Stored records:
*****

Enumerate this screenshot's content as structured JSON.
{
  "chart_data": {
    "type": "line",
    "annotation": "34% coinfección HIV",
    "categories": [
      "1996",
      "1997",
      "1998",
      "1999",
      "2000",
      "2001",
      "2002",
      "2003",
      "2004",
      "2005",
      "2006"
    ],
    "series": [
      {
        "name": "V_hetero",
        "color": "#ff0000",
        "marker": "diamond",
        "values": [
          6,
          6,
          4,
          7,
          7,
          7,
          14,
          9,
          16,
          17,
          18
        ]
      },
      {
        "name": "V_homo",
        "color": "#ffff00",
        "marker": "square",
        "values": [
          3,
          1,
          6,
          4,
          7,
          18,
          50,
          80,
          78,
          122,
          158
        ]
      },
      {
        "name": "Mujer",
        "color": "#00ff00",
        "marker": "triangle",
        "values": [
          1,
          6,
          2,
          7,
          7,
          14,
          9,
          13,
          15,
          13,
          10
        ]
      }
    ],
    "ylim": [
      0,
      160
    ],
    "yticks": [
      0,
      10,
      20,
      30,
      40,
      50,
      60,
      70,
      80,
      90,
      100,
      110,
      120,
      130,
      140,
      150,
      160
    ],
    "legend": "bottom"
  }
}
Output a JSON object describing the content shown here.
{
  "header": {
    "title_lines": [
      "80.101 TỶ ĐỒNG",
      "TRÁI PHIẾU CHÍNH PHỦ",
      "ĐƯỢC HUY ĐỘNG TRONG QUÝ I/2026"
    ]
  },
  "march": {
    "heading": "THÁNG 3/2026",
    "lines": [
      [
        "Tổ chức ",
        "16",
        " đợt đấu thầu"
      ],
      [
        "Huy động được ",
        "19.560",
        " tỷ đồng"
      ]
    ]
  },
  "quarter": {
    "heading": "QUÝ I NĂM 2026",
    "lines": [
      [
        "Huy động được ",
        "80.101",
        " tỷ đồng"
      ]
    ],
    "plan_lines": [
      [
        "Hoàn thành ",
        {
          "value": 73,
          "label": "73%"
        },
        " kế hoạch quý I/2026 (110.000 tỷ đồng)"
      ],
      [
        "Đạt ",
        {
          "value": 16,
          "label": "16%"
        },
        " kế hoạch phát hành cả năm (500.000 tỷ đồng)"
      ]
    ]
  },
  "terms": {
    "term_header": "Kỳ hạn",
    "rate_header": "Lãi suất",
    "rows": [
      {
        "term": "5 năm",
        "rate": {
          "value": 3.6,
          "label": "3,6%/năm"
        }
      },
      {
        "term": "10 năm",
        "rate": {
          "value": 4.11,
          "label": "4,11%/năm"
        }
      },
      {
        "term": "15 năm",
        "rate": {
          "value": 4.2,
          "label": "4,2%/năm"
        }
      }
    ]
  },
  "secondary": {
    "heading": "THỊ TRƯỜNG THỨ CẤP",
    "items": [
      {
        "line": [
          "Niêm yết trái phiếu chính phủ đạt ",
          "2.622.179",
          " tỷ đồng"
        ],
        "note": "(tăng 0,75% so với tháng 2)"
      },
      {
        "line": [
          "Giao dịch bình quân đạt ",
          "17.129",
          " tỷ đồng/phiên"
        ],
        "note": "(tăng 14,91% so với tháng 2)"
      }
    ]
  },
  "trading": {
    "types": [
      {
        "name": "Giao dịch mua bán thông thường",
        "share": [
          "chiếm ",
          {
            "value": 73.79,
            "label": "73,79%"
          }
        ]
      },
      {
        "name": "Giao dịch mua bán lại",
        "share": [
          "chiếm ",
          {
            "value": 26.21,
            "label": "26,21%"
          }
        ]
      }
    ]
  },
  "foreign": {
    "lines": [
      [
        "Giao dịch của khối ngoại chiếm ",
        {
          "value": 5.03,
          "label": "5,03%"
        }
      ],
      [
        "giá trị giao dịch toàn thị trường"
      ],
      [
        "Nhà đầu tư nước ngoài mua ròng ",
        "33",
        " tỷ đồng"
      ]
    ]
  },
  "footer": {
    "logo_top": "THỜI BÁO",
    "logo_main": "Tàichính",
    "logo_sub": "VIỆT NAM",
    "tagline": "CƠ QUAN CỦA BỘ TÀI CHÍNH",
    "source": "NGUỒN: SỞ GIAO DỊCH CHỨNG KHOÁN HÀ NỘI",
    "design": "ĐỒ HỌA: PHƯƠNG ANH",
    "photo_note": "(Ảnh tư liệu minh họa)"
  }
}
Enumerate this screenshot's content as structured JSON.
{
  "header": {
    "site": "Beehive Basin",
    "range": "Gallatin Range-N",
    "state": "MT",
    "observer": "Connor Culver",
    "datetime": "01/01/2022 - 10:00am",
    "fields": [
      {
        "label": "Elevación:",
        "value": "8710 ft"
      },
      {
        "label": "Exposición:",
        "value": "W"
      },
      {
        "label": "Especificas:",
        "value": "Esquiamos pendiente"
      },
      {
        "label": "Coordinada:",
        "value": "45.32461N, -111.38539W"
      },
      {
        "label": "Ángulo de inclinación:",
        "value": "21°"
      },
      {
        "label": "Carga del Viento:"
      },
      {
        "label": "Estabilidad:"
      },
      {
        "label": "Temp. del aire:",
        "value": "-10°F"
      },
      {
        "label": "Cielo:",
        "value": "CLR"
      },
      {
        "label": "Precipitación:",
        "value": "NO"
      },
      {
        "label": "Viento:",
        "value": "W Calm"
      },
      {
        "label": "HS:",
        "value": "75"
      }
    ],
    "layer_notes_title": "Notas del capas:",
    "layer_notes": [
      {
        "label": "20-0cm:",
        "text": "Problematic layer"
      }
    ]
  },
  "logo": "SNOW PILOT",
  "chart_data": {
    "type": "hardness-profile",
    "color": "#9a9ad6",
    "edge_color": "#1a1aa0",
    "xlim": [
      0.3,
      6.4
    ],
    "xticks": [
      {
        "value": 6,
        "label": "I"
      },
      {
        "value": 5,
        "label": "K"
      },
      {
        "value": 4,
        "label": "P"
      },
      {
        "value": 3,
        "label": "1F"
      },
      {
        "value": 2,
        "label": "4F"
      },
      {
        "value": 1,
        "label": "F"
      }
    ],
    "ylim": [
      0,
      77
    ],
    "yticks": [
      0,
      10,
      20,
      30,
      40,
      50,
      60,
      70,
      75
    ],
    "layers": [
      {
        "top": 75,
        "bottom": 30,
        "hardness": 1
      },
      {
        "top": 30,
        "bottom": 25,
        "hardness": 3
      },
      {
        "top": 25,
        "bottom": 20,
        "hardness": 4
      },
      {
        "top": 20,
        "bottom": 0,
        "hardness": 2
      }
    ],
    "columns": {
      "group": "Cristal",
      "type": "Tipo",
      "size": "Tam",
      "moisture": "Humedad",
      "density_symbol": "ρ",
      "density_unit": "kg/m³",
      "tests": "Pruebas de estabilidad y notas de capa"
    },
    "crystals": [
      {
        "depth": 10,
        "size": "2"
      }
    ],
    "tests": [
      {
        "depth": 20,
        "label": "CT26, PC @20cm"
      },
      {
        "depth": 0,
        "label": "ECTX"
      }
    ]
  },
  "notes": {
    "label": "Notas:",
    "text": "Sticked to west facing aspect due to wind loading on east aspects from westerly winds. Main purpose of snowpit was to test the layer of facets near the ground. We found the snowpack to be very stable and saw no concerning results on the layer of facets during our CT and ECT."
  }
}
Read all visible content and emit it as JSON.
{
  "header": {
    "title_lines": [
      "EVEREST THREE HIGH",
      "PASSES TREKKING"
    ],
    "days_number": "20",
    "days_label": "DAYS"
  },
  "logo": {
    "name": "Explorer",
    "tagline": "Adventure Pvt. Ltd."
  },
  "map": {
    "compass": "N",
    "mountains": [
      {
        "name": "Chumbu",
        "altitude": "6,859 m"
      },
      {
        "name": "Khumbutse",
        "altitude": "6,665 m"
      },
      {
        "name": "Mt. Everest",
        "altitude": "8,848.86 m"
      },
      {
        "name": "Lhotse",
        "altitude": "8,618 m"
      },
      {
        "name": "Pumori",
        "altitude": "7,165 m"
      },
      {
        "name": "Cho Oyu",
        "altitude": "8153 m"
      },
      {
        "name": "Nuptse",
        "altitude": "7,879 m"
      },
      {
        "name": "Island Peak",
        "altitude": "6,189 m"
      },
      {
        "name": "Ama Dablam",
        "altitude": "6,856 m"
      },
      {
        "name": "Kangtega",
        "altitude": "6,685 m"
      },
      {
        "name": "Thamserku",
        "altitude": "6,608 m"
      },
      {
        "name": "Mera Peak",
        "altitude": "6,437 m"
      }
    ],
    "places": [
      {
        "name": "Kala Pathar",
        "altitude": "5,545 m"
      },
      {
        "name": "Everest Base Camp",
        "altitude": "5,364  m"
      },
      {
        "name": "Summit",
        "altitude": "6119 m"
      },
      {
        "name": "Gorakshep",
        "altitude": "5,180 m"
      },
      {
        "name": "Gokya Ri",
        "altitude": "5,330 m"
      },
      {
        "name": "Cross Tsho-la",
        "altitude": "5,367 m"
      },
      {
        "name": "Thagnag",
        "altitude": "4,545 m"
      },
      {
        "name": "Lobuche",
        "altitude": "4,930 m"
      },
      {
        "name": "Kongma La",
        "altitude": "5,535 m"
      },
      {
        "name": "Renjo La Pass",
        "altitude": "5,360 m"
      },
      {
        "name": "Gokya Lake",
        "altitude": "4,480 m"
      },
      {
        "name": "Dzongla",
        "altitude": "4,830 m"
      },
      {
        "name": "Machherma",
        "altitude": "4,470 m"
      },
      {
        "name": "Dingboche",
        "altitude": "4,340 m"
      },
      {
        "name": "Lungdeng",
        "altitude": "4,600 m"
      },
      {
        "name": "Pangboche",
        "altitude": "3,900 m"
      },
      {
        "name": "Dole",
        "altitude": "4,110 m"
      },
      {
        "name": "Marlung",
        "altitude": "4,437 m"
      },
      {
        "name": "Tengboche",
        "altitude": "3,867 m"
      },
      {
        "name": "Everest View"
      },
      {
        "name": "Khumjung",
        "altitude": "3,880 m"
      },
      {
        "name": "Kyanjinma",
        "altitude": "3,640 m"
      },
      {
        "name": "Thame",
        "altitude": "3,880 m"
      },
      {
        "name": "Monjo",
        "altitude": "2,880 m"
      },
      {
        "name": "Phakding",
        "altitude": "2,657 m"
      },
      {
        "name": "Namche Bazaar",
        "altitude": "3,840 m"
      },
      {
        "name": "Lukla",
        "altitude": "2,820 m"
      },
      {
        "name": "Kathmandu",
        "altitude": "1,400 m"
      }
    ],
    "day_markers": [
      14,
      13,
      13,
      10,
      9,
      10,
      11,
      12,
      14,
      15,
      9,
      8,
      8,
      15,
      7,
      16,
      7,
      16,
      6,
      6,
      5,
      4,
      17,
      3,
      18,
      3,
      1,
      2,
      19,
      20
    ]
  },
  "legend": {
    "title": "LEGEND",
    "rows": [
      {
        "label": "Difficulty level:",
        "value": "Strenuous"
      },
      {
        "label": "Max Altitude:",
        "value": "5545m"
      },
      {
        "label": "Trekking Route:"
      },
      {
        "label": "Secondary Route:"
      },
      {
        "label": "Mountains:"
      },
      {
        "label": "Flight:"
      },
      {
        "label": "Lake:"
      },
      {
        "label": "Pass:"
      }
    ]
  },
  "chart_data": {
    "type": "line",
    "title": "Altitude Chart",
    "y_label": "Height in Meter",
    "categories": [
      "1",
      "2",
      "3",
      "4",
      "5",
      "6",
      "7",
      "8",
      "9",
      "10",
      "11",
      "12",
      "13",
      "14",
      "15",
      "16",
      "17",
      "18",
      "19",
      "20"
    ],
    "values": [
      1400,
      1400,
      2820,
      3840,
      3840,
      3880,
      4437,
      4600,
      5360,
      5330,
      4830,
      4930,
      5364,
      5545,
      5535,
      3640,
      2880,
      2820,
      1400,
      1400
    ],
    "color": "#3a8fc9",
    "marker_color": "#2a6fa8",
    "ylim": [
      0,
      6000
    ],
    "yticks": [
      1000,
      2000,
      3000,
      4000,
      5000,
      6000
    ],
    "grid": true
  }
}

*****

» **Requirements**: How many lines in the listing above contain "tagline"? Answer with the number alone.

» **Output for this exercise**: 2